## Required work
Below is a listing. Gather each line of it that contains "Favorites".

## Records shown
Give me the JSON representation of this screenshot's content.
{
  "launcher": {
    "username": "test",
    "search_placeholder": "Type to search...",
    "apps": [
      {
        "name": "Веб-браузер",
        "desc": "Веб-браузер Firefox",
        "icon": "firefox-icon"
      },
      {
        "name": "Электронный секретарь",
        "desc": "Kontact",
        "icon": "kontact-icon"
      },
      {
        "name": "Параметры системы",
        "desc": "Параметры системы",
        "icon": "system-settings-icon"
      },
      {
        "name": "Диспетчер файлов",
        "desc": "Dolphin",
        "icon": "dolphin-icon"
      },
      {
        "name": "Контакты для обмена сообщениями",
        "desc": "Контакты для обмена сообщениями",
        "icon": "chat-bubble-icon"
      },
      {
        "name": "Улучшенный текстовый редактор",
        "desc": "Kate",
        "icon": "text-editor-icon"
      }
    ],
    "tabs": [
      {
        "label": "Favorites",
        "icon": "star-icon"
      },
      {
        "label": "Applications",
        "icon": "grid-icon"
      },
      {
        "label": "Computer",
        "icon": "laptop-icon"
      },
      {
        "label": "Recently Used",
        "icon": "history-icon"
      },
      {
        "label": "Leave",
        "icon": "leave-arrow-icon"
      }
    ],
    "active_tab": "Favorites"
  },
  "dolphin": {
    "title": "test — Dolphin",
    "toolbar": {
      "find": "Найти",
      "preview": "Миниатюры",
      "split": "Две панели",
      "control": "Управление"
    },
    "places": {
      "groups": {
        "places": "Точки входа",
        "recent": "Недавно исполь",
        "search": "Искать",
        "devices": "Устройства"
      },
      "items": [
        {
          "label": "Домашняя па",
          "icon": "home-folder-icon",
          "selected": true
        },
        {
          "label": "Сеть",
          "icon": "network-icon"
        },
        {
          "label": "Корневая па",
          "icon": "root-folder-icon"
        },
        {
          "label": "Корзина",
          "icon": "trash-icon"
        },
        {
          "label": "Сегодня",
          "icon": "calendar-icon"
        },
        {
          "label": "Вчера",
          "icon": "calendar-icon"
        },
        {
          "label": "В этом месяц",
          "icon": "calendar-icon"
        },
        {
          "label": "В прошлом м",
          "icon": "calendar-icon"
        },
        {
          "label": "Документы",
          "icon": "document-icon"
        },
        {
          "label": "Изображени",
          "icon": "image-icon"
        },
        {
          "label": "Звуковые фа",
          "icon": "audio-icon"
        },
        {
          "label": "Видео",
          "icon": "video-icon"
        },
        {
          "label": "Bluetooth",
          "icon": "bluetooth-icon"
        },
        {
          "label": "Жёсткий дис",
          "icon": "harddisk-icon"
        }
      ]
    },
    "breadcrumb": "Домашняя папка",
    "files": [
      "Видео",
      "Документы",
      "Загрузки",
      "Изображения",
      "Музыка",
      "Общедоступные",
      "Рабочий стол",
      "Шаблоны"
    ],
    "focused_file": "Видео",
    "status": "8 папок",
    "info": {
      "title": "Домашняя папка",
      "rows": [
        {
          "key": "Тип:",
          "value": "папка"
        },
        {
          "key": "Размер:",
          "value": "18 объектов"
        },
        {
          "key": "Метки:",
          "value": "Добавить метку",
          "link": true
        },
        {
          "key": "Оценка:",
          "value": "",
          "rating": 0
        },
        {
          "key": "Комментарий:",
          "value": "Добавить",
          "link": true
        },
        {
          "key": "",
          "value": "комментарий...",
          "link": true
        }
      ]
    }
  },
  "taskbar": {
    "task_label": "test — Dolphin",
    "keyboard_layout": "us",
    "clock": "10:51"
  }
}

## Finished task
        "label": "Favorites",
    "active_tab": "Favorites"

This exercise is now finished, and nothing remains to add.